--- WHAT TO PRODUCE ---
Look for the string "help" in the lines and copy each line that has it.
------------------------------------
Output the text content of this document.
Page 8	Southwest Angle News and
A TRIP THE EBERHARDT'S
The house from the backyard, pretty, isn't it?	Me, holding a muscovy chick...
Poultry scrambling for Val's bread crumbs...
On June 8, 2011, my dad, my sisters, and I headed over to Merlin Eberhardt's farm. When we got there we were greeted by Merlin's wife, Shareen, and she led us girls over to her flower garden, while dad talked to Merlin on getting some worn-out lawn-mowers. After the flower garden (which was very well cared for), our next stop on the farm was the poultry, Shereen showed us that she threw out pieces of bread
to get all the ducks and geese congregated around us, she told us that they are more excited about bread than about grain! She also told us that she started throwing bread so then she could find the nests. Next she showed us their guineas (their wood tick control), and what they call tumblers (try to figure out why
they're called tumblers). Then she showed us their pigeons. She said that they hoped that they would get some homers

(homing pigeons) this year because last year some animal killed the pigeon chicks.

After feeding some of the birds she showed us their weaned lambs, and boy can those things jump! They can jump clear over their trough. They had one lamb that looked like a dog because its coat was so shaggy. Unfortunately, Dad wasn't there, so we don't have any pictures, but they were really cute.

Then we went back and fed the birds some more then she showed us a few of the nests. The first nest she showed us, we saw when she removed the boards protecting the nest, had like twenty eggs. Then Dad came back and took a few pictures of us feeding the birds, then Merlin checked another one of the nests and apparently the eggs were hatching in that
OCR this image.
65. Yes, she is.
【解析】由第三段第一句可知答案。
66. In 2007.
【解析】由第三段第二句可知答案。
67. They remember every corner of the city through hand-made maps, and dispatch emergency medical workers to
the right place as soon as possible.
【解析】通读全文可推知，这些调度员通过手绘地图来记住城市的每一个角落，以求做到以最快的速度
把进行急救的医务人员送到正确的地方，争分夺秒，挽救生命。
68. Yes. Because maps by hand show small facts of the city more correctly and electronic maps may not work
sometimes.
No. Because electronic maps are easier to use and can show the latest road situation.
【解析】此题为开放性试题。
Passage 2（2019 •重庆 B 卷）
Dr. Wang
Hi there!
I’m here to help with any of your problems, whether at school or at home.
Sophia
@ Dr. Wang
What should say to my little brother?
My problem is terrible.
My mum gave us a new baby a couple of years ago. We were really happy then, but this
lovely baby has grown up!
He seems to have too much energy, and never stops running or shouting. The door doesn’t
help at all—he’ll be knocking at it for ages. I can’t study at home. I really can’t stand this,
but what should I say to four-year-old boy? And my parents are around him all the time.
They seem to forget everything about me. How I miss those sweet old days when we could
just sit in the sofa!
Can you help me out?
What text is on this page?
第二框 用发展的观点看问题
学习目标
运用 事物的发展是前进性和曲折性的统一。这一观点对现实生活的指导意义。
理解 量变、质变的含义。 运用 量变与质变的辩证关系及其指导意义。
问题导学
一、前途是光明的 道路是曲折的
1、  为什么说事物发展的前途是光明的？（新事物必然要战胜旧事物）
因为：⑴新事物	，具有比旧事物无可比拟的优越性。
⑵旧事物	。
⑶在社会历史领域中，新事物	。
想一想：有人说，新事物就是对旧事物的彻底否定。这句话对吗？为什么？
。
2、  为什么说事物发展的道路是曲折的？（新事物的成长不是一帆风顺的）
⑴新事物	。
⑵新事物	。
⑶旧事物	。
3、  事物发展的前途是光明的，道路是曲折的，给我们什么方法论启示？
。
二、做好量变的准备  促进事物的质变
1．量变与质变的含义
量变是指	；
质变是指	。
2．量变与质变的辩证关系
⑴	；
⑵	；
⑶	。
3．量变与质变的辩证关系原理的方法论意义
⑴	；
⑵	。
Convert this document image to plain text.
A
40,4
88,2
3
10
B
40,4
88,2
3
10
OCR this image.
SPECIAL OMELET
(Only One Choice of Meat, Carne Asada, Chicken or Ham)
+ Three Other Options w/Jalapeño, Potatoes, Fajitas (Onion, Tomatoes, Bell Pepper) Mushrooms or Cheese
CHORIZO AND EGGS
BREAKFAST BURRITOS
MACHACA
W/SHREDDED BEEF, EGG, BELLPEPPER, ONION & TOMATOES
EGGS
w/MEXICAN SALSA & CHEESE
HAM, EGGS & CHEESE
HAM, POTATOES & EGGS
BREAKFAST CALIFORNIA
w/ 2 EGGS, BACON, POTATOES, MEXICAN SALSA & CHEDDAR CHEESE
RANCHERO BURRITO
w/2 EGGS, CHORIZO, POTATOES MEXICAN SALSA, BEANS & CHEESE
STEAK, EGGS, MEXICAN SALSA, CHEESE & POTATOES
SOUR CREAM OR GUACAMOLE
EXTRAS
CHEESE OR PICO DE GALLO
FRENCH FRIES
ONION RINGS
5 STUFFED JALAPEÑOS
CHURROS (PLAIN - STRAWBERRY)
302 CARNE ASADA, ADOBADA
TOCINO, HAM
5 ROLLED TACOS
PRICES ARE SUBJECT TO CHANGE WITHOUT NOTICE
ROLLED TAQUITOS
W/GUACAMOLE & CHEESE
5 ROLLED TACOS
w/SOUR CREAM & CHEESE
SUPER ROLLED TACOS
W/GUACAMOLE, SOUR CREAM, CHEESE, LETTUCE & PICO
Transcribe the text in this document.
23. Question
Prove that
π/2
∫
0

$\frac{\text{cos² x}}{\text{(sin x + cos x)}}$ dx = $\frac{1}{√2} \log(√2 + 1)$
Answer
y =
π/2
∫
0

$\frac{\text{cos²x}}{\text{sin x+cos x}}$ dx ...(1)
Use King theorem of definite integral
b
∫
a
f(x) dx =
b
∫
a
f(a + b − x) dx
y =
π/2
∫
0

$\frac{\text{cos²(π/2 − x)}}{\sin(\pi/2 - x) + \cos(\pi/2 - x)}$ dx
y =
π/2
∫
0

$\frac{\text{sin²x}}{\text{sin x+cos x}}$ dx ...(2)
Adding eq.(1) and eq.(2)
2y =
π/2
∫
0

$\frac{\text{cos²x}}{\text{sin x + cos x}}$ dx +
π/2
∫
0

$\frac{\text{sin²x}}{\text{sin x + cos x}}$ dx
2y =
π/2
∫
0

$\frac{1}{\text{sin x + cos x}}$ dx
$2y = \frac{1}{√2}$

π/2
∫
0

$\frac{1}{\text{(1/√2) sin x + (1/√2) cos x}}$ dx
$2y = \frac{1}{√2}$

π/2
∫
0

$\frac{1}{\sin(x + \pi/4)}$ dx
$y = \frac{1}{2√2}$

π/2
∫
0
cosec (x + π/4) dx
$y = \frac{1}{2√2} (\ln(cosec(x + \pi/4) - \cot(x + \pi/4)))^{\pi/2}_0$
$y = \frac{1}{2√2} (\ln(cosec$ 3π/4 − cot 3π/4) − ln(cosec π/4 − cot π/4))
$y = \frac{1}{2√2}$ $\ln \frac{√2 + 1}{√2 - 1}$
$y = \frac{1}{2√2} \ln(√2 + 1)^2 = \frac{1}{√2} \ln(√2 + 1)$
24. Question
------------------------------------
--- ANSWER ---
I’m here to help with any of your problems, whether at school or at home.
help at all—he’ll be knocking at it for ages. I can’t study at home. I really can’t stand this,
Can you help me out?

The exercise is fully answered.